═════ Extracted data ═════

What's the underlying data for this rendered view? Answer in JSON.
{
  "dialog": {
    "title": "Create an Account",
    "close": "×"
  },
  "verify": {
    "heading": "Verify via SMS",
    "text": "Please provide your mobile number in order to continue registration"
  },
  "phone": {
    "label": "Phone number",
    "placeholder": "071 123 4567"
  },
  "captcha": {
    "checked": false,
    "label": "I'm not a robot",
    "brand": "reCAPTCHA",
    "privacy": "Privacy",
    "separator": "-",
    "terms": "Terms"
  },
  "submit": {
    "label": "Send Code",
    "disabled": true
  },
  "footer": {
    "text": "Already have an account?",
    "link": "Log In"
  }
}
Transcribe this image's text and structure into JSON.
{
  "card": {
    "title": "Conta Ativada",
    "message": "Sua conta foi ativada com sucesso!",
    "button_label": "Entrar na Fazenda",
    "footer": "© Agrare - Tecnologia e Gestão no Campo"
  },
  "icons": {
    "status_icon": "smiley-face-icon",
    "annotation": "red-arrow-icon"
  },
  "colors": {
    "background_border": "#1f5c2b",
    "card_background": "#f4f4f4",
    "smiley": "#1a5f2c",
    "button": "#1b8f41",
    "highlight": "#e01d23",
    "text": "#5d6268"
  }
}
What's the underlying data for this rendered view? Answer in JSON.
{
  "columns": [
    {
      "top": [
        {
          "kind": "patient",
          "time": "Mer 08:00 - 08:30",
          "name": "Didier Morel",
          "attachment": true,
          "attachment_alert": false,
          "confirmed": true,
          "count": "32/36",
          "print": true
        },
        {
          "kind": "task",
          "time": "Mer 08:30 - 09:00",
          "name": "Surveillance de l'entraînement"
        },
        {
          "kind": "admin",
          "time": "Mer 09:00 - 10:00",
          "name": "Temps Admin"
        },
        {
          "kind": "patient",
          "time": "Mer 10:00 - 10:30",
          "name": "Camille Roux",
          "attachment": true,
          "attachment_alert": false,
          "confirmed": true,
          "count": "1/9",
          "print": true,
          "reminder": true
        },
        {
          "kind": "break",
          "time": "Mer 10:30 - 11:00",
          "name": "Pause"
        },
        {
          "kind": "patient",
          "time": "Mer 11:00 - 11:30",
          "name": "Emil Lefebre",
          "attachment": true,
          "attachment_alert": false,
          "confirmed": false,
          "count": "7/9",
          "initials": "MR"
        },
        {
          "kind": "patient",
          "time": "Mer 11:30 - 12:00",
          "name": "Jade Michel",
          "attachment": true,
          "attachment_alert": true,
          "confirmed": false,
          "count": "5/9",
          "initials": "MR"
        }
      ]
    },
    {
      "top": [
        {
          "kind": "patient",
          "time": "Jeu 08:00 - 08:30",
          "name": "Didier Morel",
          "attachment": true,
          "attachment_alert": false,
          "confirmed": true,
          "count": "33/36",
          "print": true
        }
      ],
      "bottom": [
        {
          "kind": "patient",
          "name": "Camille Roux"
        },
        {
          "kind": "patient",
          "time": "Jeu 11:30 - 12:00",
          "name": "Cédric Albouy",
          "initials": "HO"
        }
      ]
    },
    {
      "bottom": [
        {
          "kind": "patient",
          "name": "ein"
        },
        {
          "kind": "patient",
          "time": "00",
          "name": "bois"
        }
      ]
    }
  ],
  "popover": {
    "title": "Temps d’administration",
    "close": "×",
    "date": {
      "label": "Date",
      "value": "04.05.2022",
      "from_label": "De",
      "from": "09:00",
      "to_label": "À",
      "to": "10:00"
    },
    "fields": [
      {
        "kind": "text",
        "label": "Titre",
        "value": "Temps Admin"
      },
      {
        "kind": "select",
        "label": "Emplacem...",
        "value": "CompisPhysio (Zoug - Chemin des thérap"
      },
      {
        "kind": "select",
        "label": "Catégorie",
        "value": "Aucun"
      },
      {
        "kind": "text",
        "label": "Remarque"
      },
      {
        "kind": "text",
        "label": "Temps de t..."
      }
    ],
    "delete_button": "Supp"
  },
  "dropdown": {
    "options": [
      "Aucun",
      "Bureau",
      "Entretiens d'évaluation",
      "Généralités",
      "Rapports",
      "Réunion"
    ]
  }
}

═════

• [What you will do]
All of the data above should be transcribed exactly.

• [Output for this task]
What's the underlying data for this rendered view? Answer in JSON.
{
  "dialog": {
    "title": "Create an Account",
    "close": "×"
  },
  "verify": {
    "heading": "Verify via SMS",
    "text": "Please provide your mobile number in order to continue registration"
  },
  "phone": {
    "label": "Phone number",
    "placeholder": "071 123 4567"
  },
  "captcha": {
    "checked": false,
    "label": "I'm not a robot",
    "brand": "reCAPTCHA",
    "privacy": "Privacy",
    "separator": "-",
    "terms": "Terms"
  },
  "submit": {
    "label": "Send Code",
    "disabled": true
  },
  "footer": {
    "text": "Already have an account?",
    "link": "Log In"
  }
}
Transcribe this image's text and structure into JSON.
{
  "card": {
    "title": "Conta Ativada",
    "message": "Sua conta foi ativada com sucesso!",
    "button_label": "Entrar na Fazenda",
    "footer": "© Agrare - Tecnologia e Gestão no Campo"
  },
  "icons": {
    "status_icon": "smiley-face-icon",
    "annotation": "red-arrow-icon"
  },
  "colors": {
    "background_border": "#1f5c2b",
    "card_background": "#f4f4f4",
    "smiley": "#1a5f2c",
    "button": "#1b8f41",
    "highlight": "#e01d23",
    "text": "#5d6268"
  }
}
What's the underlying data for this rendered view? Answer in JSON.
{
  "columns": [
    {
      "top": [
        {
          "kind": "patient",
          "time": "Mer 08:00 - 08:30",
          "name": "Didier Morel",
          "attachment": true,
          "attachment_alert": false,
          "confirmed": true,
          "count": "32/36",
          "print": true
        },
        {
          "kind": "task",
          "time": "Mer 08:30 - 09:00",
          "name": "Surveillance de l'entraînement"
        },
        {
          "kind": "admin",
          "time": "Mer 09:00 - 10:00",
          "name": "Temps Admin"
        },
        {
          "kind": "patient",
          "time": "Mer 10:00 - 10:30",
          "name": "Camille Roux",
          "attachment": true,
          "attachment_alert": false,
          "confirmed": true,
          "count": "1/9",
          "print": true,
          "reminder": true
        },
        {
          "kind": "break",
          "time": "Mer 10:30 - 11:00",
          "name": "Pause"
        },
        {
          "kind": "patient",
          "time": "Mer 11:00 - 11:30",
          "name": "Emil Lefebre",
          "attachment": true,
          "attachment_alert": false,
          "confirmed": false,
          "count": "7/9",
          "initials": "MR"
        },
        {
          "kind": "patient",
          "time": "Mer 11:30 - 12:00",
          "name": "Jade Michel",
          "attachment": true,
          "attachment_alert": true,
          "confirmed": false,
          "count": "5/9",
          "initials": "MR"
        }
      ]
    },
    {
      "top": [
        {
          "kind": "patient",
          "time": "Jeu 08:00 - 08:30",
          "name": "Didier Morel",
          "attachment": true,
          "attachment_alert": false,
          "confirmed": true,
          "count": "33/36",
          "print": true
        }
      ],
      "bottom": [
        {
          "kind": "patient",
          "name": "Camille Roux"
        },
        {
          "kind": "patient",
          "time": "Jeu 11:30 - 12:00",
          "name": "Cédric Albouy",
          "initials": "HO"
        }
      ]
    },
    {
      "bottom": [
        {
          "kind": "patient",
          "name": "ein"
        },
        {
          "kind": "patient",
          "time": "00",
          "name": "bois"
        }
      ]
    }
  ],
  "popover": {
    "title": "Temps d’administration",
    "close": "×",
    "date": {
      "label": "Date",
      "value": "04.05.2022",
      "from_label": "De",
      "from": "09:00",
      "to_label": "À",
      "to": "10:00"
    },
    "fields": [
      {
        "kind": "text",
        "label": "Titre",
        "value": "Temps Admin"
      },
      {
        "kind": "select",
        "label": "Emplacem...",
        "value": "CompisPhysio (Zoug - Chemin des thérap"
      },
      {
        "kind": "select",
        "label": "Catégorie",
        "value": "Aucun"
      },
      {
        "kind": "text",
        "label": "Remarque"
      },
      {
        "kind": "text",
        "label": "Temps de t..."
      }
    ],
    "delete_button": "Supp"
  },
  "dropdown": {
    "options": [
      "Aucun",
      "Bureau",
      "Entretiens d'évaluation",
      "Généralités",
      "Rapports",
      "Réunion"
    ]
  }
}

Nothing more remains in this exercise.